:: Problem to solve ::
The data below should be printed in full, exactly, and without any of its images.

:: Records shown ::
________________________________________
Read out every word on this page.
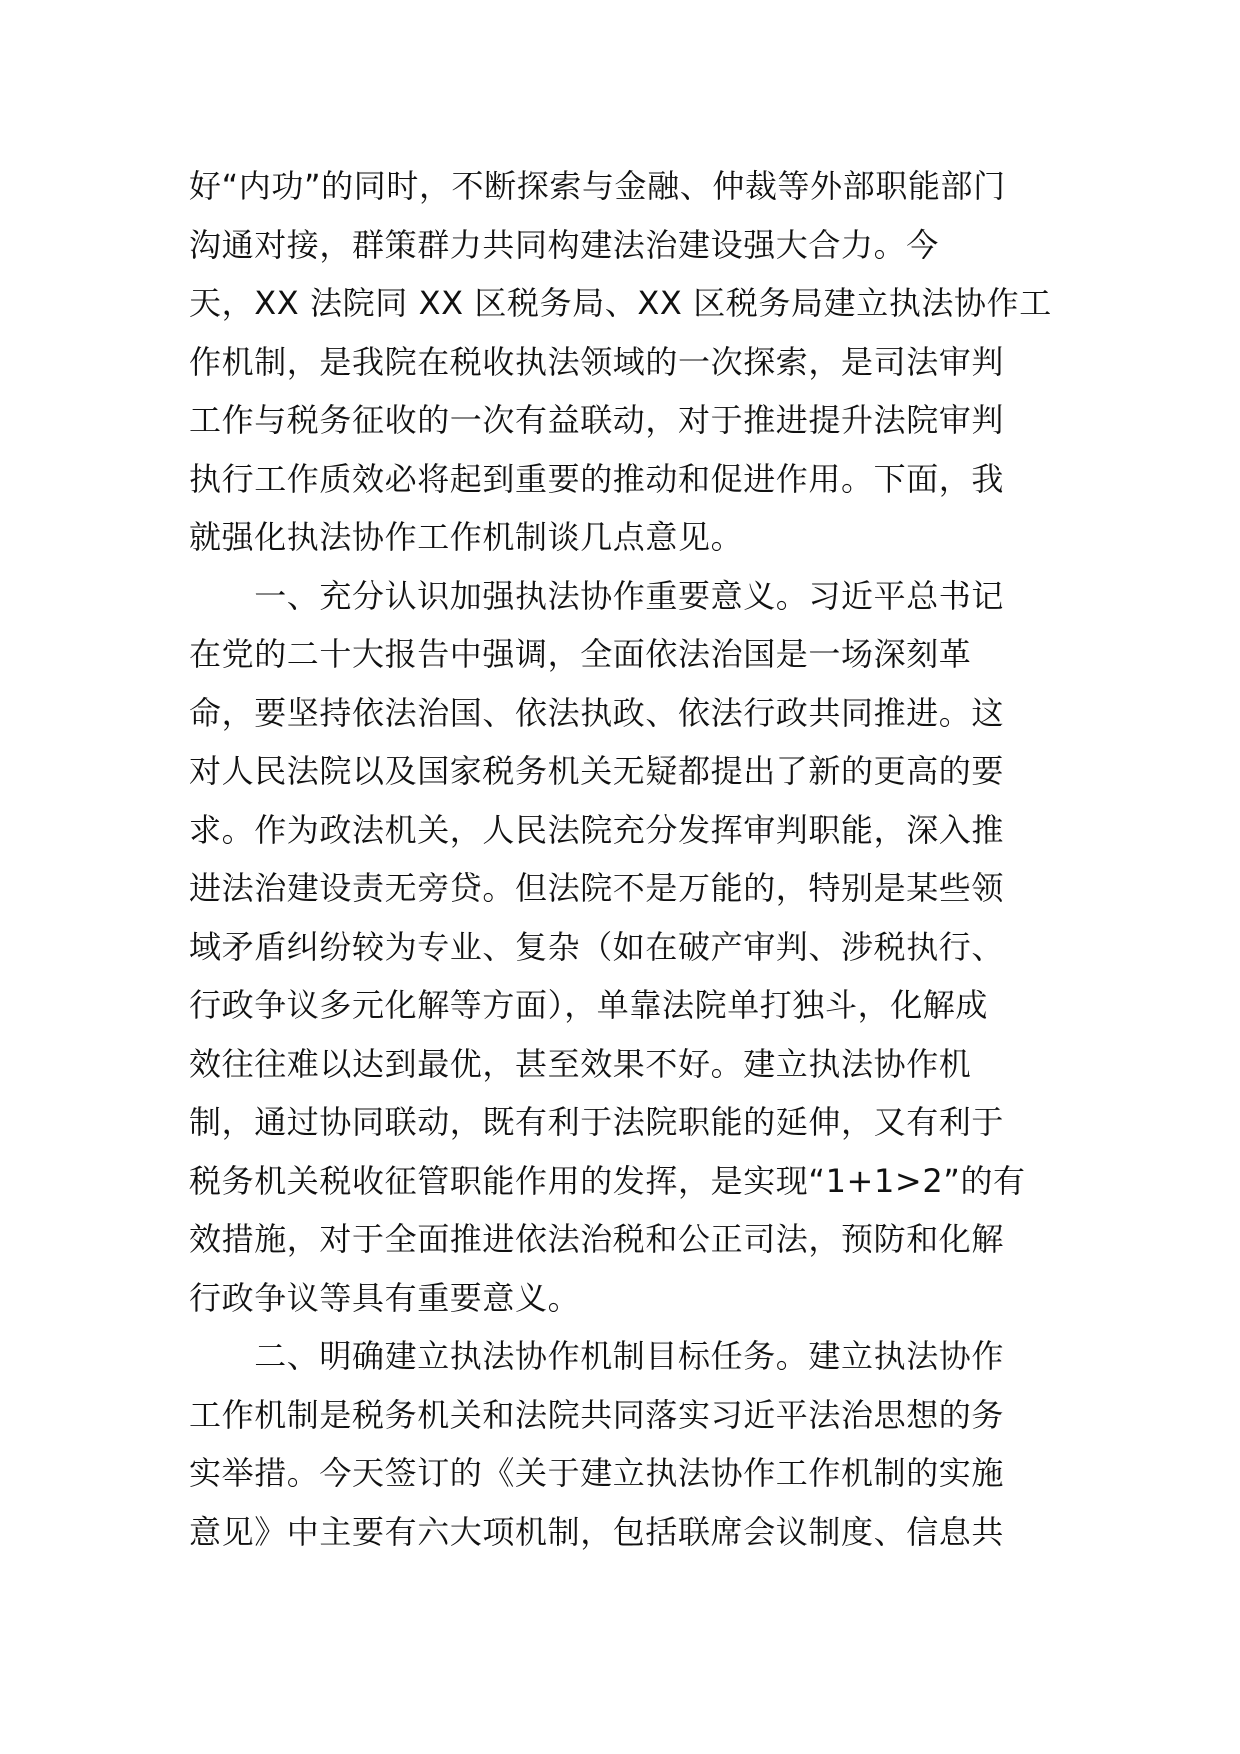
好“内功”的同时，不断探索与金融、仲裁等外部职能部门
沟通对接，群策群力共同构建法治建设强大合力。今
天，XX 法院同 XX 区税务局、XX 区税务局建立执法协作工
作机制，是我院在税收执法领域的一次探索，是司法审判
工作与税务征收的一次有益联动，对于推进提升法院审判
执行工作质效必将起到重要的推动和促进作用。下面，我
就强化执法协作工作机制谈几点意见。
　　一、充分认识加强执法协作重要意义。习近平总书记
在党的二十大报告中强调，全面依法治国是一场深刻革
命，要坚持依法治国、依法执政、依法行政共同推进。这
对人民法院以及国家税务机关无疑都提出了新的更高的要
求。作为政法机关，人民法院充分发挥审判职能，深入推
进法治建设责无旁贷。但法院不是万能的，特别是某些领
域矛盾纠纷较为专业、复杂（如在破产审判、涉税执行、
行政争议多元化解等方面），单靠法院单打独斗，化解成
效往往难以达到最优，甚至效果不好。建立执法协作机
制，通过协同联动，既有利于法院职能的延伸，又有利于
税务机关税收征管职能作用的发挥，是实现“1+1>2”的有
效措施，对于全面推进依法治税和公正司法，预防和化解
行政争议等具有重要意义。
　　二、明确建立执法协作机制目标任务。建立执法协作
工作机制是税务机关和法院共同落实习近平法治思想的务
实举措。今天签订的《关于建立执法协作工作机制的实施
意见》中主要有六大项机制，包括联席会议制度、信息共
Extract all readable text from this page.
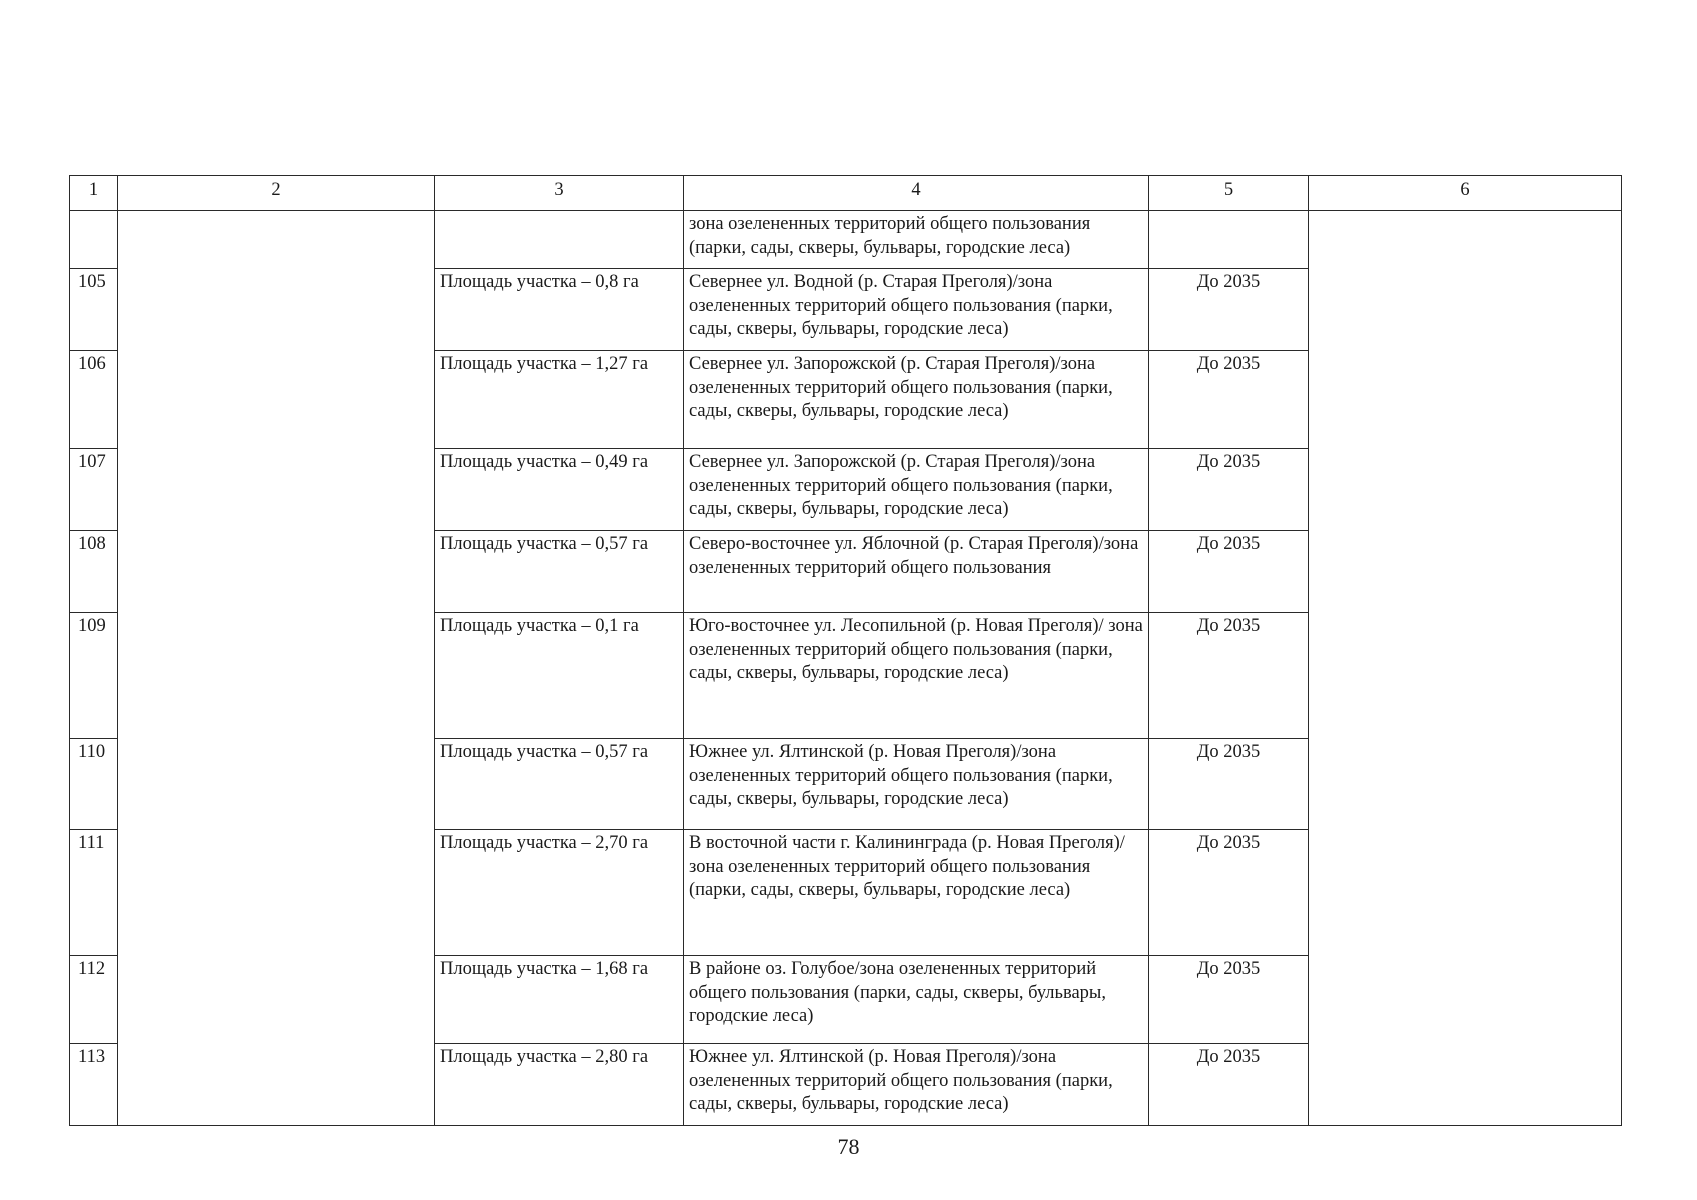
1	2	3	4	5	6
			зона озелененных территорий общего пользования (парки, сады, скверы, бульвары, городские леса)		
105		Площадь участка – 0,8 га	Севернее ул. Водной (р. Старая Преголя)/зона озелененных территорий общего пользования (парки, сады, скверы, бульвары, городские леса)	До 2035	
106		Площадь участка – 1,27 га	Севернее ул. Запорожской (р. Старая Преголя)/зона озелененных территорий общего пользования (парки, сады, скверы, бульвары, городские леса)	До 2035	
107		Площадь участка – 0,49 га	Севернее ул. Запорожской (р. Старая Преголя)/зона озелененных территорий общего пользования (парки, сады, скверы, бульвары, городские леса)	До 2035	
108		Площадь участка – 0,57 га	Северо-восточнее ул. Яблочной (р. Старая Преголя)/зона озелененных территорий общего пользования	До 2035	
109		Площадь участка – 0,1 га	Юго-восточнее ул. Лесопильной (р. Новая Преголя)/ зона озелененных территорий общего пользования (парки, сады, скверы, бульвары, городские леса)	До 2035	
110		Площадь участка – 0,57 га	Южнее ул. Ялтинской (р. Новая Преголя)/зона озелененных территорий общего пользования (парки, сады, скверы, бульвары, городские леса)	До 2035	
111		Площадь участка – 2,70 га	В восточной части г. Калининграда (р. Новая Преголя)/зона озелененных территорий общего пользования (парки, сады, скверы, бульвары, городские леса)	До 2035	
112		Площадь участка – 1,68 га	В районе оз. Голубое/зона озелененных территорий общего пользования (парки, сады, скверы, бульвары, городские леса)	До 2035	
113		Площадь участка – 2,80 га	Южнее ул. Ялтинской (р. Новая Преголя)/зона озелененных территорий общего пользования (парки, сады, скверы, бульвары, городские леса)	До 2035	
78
________________________________________
:: Written solution ::
Read out every word on this page.
好“内功”的同时，不断探索与金融、仲裁等外部职能部门
沟通对接，群策群力共同构建法治建设强大合力。今
天，XX 法院同 XX 区税务局、XX 区税务局建立执法协作工
作机制，是我院在税收执法领域的一次探索，是司法审判
工作与税务征收的一次有益联动，对于推进提升法院审判
执行工作质效必将起到重要的推动和促进作用。下面，我
就强化执法协作工作机制谈几点意见。
　　一、充分认识加强执法协作重要意义。习近平总书记
在党的二十大报告中强调，全面依法治国是一场深刻革
命，要坚持依法治国、依法执政、依法行政共同推进。这
对人民法院以及国家税务机关无疑都提出了新的更高的要
求。作为政法机关，人民法院充分发挥审判职能，深入推
进法治建设责无旁贷。但法院不是万能的，特别是某些领
域矛盾纠纷较为专业、复杂（如在破产审判、涉税执行、
行政争议多元化解等方面），单靠法院单打独斗，化解成
效往往难以达到最优，甚至效果不好。建立执法协作机
制，通过协同联动，既有利于法院职能的延伸，又有利于
税务机关税收征管职能作用的发挥，是实现“1+1>2”的有
效措施，对于全面推进依法治税和公正司法，预防和化解
行政争议等具有重要意义。
　　二、明确建立执法协作机制目标任务。建立执法协作
工作机制是税务机关和法院共同落实习近平法治思想的务
实举措。今天签订的《关于建立执法协作工作机制的实施
意见》中主要有六大项机制，包括联席会议制度、信息共
Extract all readable text from this page.
1	2	3	4	5	6
			зона озелененных территорий общего пользования (парки, сады, скверы, бульвары, городские леса)		
105		Площадь участка – 0,8 га	Севернее ул. Водной (р. Старая Преголя)/зона озелененных территорий общего пользования (парки, сады, скверы, бульвары, городские леса)	До 2035	
106		Площадь участка – 1,27 га	Севернее ул. Запорожской (р. Старая Преголя)/зона озелененных территорий общего пользования (парки, сады, скверы, бульвары, городские леса)	До 2035	
107		Площадь участка – 0,49 га	Севернее ул. Запорожской (р. Старая Преголя)/зона озелененных территорий общего пользования (парки, сады, скверы, бульвары, городские леса)	До 2035	
108		Площадь участка – 0,57 га	Северо-восточнее ул. Яблочной (р. Старая Преголя)/зона озелененных территорий общего пользования	До 2035	
109		Площадь участка – 0,1 га	Юго-восточнее ул. Лесопильной (р. Новая Преголя)/ зона озелененных территорий общего пользования (парки, сады, скверы, бульвары, городские леса)	До 2035	
110		Площадь участка – 0,57 га	Южнее ул. Ялтинской (р. Новая Преголя)/зона озелененных территорий общего пользования (парки, сады, скверы, бульвары, городские леса)	До 2035	
111		Площадь участка – 2,70 га	В восточной части г. Калининграда (р. Новая Преголя)/зона озелененных территорий общего пользования (парки, сады, скверы, бульвары, городские леса)	До 2035	
112		Площадь участка – 1,68 га	В районе оз. Голубое/зона озелененных территорий общего пользования (парки, сады, скверы, бульвары, городские леса)	До 2035	
113		Площадь участка – 2,80 га	Южнее ул. Ялтинской (р. Новая Преголя)/зона озелененных территорий общего пользования (парки, сады, скверы, бульвары, городские леса)	До 2035	
78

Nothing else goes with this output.